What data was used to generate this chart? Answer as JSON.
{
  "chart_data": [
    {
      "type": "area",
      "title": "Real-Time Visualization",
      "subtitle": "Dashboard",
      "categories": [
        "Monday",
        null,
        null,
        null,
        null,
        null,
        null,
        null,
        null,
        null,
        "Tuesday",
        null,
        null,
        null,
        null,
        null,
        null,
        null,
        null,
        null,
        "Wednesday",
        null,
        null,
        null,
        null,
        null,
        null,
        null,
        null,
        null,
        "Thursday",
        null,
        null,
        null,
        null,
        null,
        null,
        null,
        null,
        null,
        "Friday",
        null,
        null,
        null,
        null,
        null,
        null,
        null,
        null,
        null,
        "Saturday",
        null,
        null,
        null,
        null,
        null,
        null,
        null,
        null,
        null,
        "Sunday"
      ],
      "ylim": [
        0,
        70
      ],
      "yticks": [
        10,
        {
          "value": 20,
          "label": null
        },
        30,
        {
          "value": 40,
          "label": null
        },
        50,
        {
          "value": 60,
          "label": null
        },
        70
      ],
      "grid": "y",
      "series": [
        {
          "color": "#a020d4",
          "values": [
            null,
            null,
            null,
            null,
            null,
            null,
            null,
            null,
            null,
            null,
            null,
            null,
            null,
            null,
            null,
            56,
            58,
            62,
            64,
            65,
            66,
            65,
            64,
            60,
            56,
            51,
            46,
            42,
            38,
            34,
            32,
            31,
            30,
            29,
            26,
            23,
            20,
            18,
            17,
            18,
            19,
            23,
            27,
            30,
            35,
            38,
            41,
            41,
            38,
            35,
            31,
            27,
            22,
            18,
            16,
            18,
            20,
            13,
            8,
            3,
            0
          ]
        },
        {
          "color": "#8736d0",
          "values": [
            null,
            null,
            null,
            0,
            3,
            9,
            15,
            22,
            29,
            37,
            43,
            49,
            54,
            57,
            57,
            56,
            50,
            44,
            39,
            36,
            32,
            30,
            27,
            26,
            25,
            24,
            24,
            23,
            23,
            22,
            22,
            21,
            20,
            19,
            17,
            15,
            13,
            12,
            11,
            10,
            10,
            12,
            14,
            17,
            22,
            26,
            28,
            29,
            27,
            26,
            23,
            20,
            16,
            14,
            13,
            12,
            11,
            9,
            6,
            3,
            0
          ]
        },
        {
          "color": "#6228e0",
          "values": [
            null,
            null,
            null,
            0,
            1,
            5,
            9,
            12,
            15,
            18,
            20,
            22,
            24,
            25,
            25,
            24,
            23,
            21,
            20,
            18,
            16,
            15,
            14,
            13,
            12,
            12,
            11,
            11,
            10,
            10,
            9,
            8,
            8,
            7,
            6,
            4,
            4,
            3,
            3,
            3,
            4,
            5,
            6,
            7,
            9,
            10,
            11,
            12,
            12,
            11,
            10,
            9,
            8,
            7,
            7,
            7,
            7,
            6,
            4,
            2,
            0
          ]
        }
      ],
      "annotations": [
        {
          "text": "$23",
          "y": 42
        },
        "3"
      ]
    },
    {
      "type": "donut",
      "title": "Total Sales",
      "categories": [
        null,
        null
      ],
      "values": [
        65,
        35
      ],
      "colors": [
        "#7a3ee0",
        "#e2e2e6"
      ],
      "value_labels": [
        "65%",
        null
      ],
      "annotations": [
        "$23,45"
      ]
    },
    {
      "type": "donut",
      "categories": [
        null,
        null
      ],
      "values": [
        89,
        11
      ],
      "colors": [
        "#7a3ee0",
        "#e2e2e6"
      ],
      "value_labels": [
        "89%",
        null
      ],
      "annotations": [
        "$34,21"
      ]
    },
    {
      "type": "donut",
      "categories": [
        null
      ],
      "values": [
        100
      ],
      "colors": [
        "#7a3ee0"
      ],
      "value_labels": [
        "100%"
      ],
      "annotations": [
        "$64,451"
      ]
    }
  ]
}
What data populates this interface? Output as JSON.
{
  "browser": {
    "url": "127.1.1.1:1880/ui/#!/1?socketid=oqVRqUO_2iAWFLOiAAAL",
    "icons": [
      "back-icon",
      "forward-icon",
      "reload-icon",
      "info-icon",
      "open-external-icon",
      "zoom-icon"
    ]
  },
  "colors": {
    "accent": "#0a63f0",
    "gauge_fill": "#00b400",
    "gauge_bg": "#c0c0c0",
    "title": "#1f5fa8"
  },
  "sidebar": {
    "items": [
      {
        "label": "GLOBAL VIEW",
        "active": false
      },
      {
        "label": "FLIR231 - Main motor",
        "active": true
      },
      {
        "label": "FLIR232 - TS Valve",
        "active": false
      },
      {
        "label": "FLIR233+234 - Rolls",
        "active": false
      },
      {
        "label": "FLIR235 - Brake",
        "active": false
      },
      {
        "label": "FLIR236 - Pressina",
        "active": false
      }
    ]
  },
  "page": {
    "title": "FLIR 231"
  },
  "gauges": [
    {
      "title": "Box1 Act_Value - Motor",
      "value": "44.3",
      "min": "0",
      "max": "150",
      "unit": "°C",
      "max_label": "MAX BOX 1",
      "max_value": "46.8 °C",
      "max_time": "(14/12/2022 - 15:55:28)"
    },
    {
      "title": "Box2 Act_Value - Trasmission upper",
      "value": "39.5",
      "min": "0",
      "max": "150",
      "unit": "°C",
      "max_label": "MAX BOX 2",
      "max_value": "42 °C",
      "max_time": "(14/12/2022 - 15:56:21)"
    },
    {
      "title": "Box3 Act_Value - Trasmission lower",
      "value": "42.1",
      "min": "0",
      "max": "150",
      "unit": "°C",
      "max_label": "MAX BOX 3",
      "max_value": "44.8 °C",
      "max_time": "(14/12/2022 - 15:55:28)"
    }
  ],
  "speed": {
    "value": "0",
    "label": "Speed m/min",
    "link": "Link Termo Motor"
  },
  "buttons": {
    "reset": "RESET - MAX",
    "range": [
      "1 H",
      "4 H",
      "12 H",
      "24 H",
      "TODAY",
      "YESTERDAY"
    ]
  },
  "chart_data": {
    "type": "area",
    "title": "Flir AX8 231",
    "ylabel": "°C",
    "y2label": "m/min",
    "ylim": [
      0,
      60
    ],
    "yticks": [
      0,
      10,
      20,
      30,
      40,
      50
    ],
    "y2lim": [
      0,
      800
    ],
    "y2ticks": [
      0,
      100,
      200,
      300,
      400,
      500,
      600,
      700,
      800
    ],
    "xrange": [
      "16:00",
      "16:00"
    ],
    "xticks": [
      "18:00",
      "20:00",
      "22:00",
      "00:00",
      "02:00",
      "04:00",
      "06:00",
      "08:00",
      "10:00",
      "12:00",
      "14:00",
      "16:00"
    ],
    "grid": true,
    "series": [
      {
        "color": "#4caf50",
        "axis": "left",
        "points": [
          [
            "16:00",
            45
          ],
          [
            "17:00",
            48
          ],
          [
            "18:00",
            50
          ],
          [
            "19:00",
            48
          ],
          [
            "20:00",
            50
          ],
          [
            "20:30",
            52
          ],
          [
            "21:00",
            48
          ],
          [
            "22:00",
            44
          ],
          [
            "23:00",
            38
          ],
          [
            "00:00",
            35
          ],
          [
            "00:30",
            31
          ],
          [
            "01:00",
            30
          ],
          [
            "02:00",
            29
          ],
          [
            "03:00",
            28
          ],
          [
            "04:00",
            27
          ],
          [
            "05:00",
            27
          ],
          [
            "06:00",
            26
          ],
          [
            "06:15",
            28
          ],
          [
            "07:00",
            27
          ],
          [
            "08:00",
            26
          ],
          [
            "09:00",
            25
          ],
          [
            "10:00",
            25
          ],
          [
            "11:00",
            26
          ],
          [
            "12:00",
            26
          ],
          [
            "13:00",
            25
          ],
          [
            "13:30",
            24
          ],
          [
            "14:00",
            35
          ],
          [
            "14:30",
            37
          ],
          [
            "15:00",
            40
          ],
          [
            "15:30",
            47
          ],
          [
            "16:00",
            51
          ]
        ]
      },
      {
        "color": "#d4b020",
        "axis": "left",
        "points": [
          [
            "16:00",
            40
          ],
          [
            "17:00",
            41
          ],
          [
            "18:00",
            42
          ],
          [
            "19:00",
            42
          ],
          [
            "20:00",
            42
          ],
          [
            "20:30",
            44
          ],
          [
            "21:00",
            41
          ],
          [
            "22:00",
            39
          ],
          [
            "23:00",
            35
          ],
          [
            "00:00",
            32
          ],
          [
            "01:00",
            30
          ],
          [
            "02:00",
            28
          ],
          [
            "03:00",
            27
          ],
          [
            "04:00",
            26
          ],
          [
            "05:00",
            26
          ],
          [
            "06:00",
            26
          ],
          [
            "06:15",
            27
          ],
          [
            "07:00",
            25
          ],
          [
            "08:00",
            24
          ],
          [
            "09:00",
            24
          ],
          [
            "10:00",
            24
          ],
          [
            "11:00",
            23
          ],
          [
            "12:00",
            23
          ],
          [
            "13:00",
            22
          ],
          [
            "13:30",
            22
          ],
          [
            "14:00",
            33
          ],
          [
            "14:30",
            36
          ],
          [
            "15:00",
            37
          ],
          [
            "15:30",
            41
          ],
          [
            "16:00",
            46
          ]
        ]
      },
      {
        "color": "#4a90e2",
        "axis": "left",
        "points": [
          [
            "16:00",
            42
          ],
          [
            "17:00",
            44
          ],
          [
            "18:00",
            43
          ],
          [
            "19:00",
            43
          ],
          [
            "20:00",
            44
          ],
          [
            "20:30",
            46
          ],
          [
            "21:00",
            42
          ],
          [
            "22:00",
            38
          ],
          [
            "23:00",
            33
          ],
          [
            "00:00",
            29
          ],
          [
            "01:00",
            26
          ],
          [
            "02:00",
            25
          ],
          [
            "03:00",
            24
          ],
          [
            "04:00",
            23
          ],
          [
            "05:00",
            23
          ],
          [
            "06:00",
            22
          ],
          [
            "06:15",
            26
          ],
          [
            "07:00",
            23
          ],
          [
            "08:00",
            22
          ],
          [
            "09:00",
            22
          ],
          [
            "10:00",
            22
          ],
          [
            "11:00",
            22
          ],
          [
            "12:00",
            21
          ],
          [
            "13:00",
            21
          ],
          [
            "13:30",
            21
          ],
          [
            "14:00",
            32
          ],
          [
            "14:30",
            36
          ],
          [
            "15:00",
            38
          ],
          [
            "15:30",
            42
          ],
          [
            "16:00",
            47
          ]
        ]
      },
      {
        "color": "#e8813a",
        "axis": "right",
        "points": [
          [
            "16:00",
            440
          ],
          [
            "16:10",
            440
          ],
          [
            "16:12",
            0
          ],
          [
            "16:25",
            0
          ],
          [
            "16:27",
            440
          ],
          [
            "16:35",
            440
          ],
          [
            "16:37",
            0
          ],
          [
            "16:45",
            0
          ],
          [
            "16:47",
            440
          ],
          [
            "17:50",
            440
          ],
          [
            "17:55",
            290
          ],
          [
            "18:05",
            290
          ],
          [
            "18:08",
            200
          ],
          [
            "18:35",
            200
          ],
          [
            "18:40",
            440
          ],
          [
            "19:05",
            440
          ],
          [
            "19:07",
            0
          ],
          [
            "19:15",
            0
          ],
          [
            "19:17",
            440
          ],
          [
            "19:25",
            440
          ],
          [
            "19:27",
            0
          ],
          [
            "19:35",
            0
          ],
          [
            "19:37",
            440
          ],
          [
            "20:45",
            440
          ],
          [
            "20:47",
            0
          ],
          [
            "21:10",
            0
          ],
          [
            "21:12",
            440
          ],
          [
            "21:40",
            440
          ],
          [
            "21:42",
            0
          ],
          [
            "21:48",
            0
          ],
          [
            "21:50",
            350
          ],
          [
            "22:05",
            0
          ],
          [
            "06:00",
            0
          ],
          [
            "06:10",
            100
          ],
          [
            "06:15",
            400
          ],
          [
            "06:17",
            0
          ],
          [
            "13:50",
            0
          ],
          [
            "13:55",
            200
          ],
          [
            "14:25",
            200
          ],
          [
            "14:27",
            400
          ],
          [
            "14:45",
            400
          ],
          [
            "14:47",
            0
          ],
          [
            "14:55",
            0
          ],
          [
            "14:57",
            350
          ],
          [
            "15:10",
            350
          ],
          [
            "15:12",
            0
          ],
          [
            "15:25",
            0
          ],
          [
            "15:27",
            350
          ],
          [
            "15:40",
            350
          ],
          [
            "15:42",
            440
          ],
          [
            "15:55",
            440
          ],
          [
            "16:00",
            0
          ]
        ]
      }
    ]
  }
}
==============================
Copy every line from the records above that contains the word "What".

What data was used to generate this chart? Answer as JSON.
What data populates this interface? Output as JSON.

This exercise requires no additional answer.